PROMPT – Find how many lines hold the word "Anikó". Give only the number.

RECORDS SUPPLIED –

========================================

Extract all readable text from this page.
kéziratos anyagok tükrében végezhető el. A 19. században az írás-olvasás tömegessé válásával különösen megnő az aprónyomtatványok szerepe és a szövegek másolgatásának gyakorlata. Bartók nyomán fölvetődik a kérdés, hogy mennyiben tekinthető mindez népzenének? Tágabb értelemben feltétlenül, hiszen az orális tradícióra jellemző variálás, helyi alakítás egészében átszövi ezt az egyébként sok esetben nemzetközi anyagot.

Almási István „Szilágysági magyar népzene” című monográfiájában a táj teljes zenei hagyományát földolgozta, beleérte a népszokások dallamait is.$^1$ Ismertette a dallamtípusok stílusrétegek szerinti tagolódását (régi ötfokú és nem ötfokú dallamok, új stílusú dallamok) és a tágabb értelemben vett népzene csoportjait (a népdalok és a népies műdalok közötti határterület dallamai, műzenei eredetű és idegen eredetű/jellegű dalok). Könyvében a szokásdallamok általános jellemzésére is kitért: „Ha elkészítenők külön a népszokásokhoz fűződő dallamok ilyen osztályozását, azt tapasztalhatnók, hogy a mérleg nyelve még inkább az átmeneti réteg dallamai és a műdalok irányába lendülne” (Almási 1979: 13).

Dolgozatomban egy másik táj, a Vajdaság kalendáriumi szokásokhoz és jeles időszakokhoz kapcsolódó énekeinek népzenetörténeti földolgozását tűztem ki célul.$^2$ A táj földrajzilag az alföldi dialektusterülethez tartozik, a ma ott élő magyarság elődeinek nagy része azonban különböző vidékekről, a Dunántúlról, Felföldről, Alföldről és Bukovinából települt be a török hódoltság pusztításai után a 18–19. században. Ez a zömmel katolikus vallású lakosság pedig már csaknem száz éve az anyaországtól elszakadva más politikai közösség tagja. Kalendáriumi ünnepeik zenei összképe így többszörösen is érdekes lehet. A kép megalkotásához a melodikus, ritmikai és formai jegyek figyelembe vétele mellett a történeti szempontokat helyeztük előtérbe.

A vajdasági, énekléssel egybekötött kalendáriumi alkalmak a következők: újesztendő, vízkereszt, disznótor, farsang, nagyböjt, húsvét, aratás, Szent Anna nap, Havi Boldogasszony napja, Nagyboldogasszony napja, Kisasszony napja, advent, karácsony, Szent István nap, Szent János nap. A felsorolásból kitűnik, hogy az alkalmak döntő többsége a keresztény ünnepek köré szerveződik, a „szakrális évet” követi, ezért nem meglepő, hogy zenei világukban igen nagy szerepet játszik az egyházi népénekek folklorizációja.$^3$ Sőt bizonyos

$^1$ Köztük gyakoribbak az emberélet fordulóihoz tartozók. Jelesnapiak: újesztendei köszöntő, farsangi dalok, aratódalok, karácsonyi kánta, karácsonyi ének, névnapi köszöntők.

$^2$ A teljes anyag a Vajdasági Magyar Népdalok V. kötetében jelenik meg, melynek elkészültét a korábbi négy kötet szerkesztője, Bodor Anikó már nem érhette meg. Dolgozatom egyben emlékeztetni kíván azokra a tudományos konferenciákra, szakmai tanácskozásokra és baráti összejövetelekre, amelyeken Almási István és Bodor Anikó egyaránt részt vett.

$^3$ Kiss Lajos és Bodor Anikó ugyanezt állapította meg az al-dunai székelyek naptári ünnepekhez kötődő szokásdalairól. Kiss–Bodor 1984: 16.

========================================

OUTPUT BELOW – 2